(What to do)
Would you quote the material below in full and unchanged?

[start]

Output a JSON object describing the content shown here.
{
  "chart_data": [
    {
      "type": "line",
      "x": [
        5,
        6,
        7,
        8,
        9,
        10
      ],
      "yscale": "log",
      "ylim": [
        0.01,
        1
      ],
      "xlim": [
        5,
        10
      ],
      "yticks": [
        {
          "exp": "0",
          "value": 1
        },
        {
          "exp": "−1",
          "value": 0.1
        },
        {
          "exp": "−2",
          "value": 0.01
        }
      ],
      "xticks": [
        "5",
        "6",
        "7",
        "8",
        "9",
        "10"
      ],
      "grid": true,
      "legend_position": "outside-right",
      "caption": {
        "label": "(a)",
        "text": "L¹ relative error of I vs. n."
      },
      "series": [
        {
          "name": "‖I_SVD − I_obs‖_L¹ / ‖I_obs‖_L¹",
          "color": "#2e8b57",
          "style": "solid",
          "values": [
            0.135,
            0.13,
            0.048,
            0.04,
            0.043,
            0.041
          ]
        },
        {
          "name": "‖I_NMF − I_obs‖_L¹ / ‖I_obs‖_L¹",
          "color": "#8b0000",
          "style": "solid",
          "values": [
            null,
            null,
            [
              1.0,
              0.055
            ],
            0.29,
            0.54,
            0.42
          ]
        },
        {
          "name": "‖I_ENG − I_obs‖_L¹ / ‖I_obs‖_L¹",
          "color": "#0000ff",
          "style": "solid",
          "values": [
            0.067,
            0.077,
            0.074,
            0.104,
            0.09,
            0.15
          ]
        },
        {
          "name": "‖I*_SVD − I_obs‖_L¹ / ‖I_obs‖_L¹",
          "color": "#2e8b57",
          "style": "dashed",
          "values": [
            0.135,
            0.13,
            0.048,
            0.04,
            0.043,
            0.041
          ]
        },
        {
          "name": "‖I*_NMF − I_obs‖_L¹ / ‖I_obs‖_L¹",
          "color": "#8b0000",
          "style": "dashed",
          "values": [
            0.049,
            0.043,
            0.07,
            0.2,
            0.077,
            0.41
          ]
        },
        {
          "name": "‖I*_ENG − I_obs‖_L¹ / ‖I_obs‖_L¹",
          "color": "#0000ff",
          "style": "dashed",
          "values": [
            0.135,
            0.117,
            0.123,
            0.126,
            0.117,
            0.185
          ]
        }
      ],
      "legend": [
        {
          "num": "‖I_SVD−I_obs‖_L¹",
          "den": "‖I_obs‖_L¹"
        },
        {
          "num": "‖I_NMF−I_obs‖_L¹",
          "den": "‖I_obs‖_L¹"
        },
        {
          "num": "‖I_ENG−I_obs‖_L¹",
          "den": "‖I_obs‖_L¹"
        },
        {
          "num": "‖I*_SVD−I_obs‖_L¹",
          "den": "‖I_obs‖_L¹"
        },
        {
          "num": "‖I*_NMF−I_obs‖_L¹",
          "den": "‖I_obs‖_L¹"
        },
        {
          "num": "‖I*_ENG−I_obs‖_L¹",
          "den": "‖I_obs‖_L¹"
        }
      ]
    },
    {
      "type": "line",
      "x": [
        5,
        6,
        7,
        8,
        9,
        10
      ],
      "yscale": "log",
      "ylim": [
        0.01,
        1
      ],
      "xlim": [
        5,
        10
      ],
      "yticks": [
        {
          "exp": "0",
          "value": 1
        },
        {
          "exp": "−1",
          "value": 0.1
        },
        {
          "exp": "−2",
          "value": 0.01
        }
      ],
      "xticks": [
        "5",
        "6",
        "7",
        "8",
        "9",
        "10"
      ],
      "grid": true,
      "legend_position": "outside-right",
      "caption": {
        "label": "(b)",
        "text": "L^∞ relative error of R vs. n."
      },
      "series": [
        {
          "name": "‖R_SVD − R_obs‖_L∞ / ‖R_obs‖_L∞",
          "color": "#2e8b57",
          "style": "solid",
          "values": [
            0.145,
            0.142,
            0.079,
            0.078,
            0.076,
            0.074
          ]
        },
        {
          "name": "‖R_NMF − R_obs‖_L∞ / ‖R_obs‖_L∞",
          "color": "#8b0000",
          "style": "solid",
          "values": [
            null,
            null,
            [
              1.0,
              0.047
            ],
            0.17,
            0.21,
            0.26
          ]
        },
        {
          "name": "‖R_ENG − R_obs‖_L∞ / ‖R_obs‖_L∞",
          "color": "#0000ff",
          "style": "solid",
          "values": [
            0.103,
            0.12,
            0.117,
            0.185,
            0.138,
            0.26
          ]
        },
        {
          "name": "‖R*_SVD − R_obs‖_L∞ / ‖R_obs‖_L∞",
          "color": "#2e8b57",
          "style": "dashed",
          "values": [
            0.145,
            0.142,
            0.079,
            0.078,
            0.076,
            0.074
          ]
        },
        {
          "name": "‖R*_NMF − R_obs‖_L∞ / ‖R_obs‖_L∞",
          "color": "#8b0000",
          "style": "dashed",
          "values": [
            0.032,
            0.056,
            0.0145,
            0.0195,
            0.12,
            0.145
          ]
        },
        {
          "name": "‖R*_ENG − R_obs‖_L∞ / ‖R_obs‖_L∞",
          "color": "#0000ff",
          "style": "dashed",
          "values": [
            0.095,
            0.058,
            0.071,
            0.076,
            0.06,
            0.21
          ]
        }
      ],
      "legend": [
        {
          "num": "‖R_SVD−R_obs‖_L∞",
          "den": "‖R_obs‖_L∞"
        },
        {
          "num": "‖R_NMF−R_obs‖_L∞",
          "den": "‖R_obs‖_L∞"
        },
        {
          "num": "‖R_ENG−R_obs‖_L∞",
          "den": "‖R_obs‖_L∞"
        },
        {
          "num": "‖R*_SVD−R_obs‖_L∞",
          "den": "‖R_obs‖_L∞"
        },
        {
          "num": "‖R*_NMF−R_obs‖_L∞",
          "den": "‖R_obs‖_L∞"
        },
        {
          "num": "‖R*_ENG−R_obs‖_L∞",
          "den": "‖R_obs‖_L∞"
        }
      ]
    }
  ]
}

[end]

(Exercise solution)
Output a JSON object describing the content shown here.
{
  "chart_data": [
    {
      "type": "line",
      "x": [
        5,
        6,
        7,
        8,
        9,
        10
      ],
      "yscale": "log",
      "ylim": [
        0.01,
        1
      ],
      "xlim": [
        5,
        10
      ],
      "yticks": [
        {
          "exp": "0",
          "value": 1
        },
        {
          "exp": "−1",
          "value": 0.1
        },
        {
          "exp": "−2",
          "value": 0.01
        }
      ],
      "xticks": [
        "5",
        "6",
        "7",
        "8",
        "9",
        "10"
      ],
      "grid": true,
      "legend_position": "outside-right",
      "caption": {
        "label": "(a)",
        "text": "L¹ relative error of I vs. n."
      },
      "series": [
        {
          "name": "‖I_SVD − I_obs‖_L¹ / ‖I_obs‖_L¹",
          "color": "#2e8b57",
          "style": "solid",
          "values": [
            0.135,
            0.13,
            0.048,
            0.04,
            0.043,
            0.041
          ]
        },
        {
          "name": "‖I_NMF − I_obs‖_L¹ / ‖I_obs‖_L¹",
          "color": "#8b0000",
          "style": "solid",
          "values": [
            null,
            null,
            [
              1.0,
              0.055
            ],
            0.29,
            0.54,
            0.42
          ]
        },
        {
          "name": "‖I_ENG − I_obs‖_L¹ / ‖I_obs‖_L¹",
          "color": "#0000ff",
          "style": "solid",
          "values": [
            0.067,
            0.077,
            0.074,
            0.104,
            0.09,
            0.15
          ]
        },
        {
          "name": "‖I*_SVD − I_obs‖_L¹ / ‖I_obs‖_L¹",
          "color": "#2e8b57",
          "style": "dashed",
          "values": [
            0.135,
            0.13,
            0.048,
            0.04,
            0.043,
            0.041
          ]
        },
        {
          "name": "‖I*_NMF − I_obs‖_L¹ / ‖I_obs‖_L¹",
          "color": "#8b0000",
          "style": "dashed",
          "values": [
            0.049,
            0.043,
            0.07,
            0.2,
            0.077,
            0.41
          ]
        },
        {
          "name": "‖I*_ENG − I_obs‖_L¹ / ‖I_obs‖_L¹",
          "color": "#0000ff",
          "style": "dashed",
          "values": [
            0.135,
            0.117,
            0.123,
            0.126,
            0.117,
            0.185
          ]
        }
      ],
      "legend": [
        {
          "num": "‖I_SVD−I_obs‖_L¹",
          "den": "‖I_obs‖_L¹"
        },
        {
          "num": "‖I_NMF−I_obs‖_L¹",
          "den": "‖I_obs‖_L¹"
        },
        {
          "num": "‖I_ENG−I_obs‖_L¹",
          "den": "‖I_obs‖_L¹"
        },
        {
          "num": "‖I*_SVD−I_obs‖_L¹",
          "den": "‖I_obs‖_L¹"
        },
        {
          "num": "‖I*_NMF−I_obs‖_L¹",
          "den": "‖I_obs‖_L¹"
        },
        {
          "num": "‖I*_ENG−I_obs‖_L¹",
          "den": "‖I_obs‖_L¹"
        }
      ]
    },
    {
      "type": "line",
      "x": [
        5,
        6,
        7,
        8,
        9,
        10
      ],
      "yscale": "log",
      "ylim": [
        0.01,
        1
      ],
      "xlim": [
        5,
        10
      ],
      "yticks": [
        {
          "exp": "0",
          "value": 1
        },
        {
          "exp": "−1",
          "value": 0.1
        },
        {
          "exp": "−2",
          "value": 0.01
        }
      ],
      "xticks": [
        "5",
        "6",
        "7",
        "8",
        "9",
        "10"
      ],
      "grid": true,
      "legend_position": "outside-right",
      "caption": {
        "label": "(b)",
        "text": "L^∞ relative error of R vs. n."
      },
      "series": [
        {
          "name": "‖R_SVD − R_obs‖_L∞ / ‖R_obs‖_L∞",
          "color": "#2e8b57",
          "style": "solid",
          "values": [
            0.145,
            0.142,
            0.079,
            0.078,
            0.076,
            0.074
          ]
        },
        {
          "name": "‖R_NMF − R_obs‖_L∞ / ‖R_obs‖_L∞",
          "color": "#8b0000",
          "style": "solid",
          "values": [
            null,
            null,
            [
              1.0,
              0.047
            ],
            0.17,
            0.21,
            0.26
          ]
        },
        {
          "name": "‖R_ENG − R_obs‖_L∞ / ‖R_obs‖_L∞",
          "color": "#0000ff",
          "style": "solid",
          "values": [
            0.103,
            0.12,
            0.117,
            0.185,
            0.138,
            0.26
          ]
        },
        {
          "name": "‖R*_SVD − R_obs‖_L∞ / ‖R_obs‖_L∞",
          "color": "#2e8b57",
          "style": "dashed",
          "values": [
            0.145,
            0.142,
            0.079,
            0.078,
            0.076,
            0.074
          ]
        },
        {
          "name": "‖R*_NMF − R_obs‖_L∞ / ‖R_obs‖_L∞",
          "color": "#8b0000",
          "style": "dashed",
          "values": [
            0.032,
            0.056,
            0.0145,
            0.0195,
            0.12,
            0.145
          ]
        },
        {
          "name": "‖R*_ENG − R_obs‖_L∞ / ‖R_obs‖_L∞",
          "color": "#0000ff",
          "style": "dashed",
          "values": [
            0.095,
            0.058,
            0.071,
            0.076,
            0.06,
            0.21
          ]
        }
      ],
      "legend": [
        {
          "num": "‖R_SVD−R_obs‖_L∞",
          "den": "‖R_obs‖_L∞"
        },
        {
          "num": "‖R_NMF−R_obs‖_L∞",
          "den": "‖R_obs‖_L∞"
        },
        {
          "num": "‖R_ENG−R_obs‖_L∞",
          "den": "‖R_obs‖_L∞"
        },
        {
          "num": "‖R*_SVD−R_obs‖_L∞",
          "den": "‖R_obs‖_L∞"
        },
        {
          "num": "‖R*_NMF−R_obs‖_L∞",
          "den": "‖R_obs‖_L∞"
        },
        {
          "num": "‖R*_ENG−R_obs‖_L∞",
          "den": "‖R_obs‖_L∞"
        }
      ]
    }
  ]
}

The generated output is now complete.